>> BEGIN AVAILABLE DATA

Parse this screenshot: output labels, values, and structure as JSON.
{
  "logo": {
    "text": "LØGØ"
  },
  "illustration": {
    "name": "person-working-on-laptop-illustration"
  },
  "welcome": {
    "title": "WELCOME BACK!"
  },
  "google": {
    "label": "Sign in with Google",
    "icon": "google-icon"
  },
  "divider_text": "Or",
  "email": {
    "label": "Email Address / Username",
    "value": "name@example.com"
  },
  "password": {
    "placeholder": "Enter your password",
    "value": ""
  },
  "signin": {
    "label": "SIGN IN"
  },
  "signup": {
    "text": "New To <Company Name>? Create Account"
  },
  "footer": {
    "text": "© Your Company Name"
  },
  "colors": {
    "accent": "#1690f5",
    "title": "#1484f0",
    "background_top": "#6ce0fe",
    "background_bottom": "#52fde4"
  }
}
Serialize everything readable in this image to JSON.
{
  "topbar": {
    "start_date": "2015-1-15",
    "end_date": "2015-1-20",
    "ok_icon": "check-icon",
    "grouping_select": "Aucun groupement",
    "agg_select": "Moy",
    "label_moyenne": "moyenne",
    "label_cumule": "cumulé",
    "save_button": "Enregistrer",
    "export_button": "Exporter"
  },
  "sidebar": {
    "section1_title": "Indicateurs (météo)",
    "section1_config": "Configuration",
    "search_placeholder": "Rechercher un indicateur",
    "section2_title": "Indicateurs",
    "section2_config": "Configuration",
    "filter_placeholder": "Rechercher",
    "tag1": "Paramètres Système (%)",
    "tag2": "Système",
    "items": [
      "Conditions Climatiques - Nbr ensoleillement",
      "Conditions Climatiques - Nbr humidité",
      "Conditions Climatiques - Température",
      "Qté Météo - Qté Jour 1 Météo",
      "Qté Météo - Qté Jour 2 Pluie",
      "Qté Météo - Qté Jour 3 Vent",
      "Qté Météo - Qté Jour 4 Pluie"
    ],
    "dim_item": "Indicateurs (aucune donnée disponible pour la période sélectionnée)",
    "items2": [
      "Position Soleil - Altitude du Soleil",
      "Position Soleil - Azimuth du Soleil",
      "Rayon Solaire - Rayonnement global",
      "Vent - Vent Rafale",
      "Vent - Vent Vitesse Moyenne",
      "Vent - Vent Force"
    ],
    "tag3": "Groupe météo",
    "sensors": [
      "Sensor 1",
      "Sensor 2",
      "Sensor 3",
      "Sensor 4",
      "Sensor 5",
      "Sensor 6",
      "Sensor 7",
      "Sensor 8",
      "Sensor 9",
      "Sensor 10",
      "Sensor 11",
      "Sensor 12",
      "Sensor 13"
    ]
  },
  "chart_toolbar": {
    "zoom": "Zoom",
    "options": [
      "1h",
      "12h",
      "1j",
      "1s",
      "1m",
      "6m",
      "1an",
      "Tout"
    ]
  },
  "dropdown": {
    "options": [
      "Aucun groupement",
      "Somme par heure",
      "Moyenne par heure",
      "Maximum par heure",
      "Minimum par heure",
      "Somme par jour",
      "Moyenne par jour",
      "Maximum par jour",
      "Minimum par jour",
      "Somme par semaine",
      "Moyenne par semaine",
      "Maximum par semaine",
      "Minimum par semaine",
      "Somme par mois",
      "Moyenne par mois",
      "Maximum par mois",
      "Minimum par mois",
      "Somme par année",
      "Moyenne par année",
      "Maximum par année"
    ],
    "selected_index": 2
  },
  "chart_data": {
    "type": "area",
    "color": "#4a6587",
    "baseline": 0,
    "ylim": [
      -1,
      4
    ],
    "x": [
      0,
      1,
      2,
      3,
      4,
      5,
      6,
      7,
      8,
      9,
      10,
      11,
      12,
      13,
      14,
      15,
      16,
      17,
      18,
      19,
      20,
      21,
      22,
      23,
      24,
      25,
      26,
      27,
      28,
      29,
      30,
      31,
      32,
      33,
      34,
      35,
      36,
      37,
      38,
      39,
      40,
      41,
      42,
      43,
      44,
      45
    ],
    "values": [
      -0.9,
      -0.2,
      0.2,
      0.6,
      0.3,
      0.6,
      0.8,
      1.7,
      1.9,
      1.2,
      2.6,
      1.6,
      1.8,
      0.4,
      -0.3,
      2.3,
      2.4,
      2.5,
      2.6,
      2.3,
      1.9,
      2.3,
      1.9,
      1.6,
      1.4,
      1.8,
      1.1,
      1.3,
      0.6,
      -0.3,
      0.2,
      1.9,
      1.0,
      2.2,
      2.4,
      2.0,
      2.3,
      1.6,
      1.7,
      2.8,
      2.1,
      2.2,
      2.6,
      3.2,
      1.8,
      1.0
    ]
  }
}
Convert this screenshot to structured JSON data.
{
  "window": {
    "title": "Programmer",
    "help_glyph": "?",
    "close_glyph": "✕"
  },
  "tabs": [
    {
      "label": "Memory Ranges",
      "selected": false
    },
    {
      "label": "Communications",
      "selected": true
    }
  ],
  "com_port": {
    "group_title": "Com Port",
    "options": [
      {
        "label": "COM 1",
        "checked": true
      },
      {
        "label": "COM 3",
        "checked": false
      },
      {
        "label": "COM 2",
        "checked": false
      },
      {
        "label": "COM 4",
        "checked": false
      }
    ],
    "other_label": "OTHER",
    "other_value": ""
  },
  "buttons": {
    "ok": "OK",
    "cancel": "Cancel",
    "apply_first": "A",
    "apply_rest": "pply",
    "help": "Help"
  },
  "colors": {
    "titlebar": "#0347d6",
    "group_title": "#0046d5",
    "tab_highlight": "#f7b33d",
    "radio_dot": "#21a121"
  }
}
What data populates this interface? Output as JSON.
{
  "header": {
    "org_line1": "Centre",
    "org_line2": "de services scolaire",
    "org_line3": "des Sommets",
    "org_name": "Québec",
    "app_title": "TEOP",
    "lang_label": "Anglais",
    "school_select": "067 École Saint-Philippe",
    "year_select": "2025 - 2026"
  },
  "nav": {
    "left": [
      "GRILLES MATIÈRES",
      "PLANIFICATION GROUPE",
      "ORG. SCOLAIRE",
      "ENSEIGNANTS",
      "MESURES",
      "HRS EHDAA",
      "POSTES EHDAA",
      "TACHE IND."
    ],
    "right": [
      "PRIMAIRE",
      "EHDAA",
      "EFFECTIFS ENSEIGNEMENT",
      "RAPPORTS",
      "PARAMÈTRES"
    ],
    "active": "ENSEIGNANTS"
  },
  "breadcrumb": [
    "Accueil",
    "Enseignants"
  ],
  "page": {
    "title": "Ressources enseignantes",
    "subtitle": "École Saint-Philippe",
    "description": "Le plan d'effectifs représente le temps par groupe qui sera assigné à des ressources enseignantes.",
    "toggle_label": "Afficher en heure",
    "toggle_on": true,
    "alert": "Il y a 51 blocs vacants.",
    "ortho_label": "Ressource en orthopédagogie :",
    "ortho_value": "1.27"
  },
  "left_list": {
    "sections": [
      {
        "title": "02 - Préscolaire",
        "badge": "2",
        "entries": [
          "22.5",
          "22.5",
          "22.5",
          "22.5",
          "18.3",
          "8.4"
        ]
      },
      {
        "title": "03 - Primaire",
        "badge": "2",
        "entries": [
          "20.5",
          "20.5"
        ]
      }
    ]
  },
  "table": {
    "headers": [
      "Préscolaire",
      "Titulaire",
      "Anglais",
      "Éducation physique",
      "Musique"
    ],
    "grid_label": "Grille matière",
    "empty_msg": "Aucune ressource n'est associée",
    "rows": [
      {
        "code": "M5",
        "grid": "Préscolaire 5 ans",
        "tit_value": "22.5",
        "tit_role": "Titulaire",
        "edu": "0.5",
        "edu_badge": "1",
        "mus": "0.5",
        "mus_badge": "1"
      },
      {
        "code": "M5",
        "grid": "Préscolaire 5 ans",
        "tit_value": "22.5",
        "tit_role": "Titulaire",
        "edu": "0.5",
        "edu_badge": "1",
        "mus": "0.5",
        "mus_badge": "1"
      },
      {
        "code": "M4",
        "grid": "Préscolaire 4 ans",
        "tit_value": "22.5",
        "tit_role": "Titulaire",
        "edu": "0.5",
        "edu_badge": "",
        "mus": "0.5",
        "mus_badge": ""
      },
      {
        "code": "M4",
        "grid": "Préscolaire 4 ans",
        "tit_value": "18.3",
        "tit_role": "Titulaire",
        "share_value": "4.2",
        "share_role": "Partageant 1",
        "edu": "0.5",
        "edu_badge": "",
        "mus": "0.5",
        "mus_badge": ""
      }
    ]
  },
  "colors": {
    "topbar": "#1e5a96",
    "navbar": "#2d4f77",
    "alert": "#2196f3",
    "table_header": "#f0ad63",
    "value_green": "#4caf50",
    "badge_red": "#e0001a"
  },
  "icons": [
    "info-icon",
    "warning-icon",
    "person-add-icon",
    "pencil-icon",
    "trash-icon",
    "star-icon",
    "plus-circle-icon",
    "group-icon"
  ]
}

>> END AVAILABLE DATA

## SHORT EXERCISE
Track down the lines that include the word "values" and copy them.

## RESPONSE FOR THIS EXERCISE
Parse this screenshot: output labels, values, and structure as JSON.
    "values": [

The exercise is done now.